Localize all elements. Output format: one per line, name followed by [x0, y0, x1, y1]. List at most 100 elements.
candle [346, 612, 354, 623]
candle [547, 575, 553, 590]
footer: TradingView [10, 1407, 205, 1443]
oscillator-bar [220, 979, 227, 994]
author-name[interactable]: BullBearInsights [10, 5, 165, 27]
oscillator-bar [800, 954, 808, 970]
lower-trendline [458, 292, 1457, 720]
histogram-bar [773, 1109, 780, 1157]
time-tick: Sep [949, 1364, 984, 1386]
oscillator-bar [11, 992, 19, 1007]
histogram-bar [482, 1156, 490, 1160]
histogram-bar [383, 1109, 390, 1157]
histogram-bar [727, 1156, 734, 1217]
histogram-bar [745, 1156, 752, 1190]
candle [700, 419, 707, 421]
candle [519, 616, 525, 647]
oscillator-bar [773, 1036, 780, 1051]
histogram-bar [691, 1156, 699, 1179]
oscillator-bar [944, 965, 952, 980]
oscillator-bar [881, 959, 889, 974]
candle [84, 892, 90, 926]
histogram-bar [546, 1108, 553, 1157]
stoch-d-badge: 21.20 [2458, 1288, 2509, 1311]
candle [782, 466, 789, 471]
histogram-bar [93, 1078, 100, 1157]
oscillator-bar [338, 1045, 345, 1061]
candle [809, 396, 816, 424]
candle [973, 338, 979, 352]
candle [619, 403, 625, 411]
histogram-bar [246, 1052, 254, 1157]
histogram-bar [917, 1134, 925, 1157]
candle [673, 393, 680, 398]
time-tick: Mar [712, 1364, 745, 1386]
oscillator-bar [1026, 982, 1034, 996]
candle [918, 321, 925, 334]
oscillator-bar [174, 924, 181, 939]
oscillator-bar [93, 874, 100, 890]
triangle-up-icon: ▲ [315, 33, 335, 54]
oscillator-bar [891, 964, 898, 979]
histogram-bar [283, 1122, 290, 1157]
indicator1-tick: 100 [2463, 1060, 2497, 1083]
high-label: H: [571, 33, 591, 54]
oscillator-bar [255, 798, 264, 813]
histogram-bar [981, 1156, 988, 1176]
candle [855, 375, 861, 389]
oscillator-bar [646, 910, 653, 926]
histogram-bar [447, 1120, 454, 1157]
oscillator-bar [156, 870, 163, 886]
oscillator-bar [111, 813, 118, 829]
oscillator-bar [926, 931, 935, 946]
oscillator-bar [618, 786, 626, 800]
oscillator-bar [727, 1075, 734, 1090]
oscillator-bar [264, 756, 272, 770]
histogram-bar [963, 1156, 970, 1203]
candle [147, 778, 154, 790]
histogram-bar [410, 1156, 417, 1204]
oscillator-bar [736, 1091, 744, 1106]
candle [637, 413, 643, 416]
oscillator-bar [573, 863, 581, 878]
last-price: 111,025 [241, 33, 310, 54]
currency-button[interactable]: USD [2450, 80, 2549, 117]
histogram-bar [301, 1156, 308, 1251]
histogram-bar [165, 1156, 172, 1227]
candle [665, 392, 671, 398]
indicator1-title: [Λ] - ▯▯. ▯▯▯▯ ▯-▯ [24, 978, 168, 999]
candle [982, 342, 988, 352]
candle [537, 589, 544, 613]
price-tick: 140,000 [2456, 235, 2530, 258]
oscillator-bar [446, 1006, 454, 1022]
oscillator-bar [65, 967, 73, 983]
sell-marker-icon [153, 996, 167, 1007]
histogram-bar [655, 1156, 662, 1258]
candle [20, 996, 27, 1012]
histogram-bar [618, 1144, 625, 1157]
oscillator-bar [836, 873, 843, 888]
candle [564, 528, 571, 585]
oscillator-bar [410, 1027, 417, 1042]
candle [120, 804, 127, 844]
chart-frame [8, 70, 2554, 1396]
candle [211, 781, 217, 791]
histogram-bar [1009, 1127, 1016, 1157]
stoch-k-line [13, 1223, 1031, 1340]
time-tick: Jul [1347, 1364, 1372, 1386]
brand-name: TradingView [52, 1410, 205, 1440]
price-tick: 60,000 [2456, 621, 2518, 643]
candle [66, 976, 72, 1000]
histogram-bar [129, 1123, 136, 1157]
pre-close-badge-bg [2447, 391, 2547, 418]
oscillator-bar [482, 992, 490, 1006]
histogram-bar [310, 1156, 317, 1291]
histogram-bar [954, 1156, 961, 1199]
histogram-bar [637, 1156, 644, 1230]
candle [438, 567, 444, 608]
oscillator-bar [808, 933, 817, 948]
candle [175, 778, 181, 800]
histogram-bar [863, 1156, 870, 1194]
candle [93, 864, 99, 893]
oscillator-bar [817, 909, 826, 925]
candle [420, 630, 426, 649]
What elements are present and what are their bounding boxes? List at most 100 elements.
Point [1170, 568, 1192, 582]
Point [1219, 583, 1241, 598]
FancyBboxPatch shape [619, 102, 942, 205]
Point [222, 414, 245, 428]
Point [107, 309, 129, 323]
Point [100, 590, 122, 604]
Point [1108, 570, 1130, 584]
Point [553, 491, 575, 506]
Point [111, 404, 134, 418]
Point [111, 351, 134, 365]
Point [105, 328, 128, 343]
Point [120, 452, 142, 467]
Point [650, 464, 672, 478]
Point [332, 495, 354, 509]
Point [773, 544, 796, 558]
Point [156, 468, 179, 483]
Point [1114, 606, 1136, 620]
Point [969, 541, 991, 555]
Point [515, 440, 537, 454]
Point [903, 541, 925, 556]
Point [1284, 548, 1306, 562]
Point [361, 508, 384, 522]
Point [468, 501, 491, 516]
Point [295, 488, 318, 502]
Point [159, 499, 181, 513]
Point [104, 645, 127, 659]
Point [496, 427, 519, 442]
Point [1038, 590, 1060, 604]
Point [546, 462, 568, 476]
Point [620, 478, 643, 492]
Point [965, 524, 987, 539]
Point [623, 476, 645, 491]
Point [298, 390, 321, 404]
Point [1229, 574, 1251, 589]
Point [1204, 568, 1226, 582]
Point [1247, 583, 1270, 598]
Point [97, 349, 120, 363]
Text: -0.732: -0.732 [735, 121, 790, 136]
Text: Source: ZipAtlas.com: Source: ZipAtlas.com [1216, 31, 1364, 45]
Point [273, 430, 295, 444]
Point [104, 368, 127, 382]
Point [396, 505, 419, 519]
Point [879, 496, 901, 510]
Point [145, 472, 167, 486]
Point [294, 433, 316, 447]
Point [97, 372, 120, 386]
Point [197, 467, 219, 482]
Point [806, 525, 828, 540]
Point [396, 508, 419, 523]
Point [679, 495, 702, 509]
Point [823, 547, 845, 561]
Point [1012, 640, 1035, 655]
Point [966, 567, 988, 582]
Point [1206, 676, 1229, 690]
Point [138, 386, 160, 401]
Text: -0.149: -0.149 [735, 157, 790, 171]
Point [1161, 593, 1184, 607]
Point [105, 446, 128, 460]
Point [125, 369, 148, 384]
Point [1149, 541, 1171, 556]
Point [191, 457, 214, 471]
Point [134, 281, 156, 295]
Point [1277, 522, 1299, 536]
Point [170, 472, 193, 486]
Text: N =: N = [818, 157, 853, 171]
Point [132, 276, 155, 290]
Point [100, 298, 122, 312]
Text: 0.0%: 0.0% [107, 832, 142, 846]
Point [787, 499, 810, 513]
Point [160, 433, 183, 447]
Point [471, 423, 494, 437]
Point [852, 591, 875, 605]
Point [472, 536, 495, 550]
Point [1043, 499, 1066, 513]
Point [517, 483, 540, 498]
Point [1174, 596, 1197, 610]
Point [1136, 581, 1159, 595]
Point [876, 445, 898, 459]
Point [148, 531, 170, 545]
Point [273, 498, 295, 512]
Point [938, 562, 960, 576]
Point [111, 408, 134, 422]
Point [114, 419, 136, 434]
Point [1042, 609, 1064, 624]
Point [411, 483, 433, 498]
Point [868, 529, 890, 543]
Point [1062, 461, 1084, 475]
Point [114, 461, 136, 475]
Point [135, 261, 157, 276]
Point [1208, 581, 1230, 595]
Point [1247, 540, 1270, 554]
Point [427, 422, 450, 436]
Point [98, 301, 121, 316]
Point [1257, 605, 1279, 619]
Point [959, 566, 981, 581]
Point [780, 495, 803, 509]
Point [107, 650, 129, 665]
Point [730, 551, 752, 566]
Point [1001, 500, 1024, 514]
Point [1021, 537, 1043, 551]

..........

- **OBIETTIVO**:
Formatta come tabella Markdown le righe dei record, partendo dall'inizio dei record e terminando con la riga che contiene "candle [519, 616, 525, 647]", estremi inclusi. Usa le colonne «N.» e «Riga» e ometti le righe vuote.

- **RISULTATO**:
| N. | Riga |
|---|---|
| 1 | Localize all elements. Output format: one per line, name followed by [x0, y0, x1, y1]. List at most 100 elements. |
| 2 | candle [346, 612, 354, 623] |
| 3 | candle [547, 575, 553, 590] |
| 4 | footer: TradingView [10, 1407, 205, 1443] |
| 5 | oscillator-bar [220, 979, 227, 994] |
| 6 | author-name[interactable]: BullBearInsights [10, 5, 165, 27] |
| 7 | oscillator-bar [800, 954, 808, 970] |
| 8 | lower-trendline [458, 292, 1457, 720] |
| 9 | histogram-bar [773, 1109, 780, 1157] |
| 10 | time-tick: Sep [949, 1364, 984, 1386] |
| 11 | oscillator-bar [11, 992, 19, 1007] |
| 12 | histogram-bar [482, 1156, 490, 1160] |
| 13 | histogram-bar [383, 1109, 390, 1157] |
| 14 | histogram-bar [727, 1156, 734, 1217] |
| 15 | histogram-bar [745, 1156, 752, 1190] |
| 16 | candle [700, 419, 707, 421] |
| 17 | candle [519, 616, 525, 647] |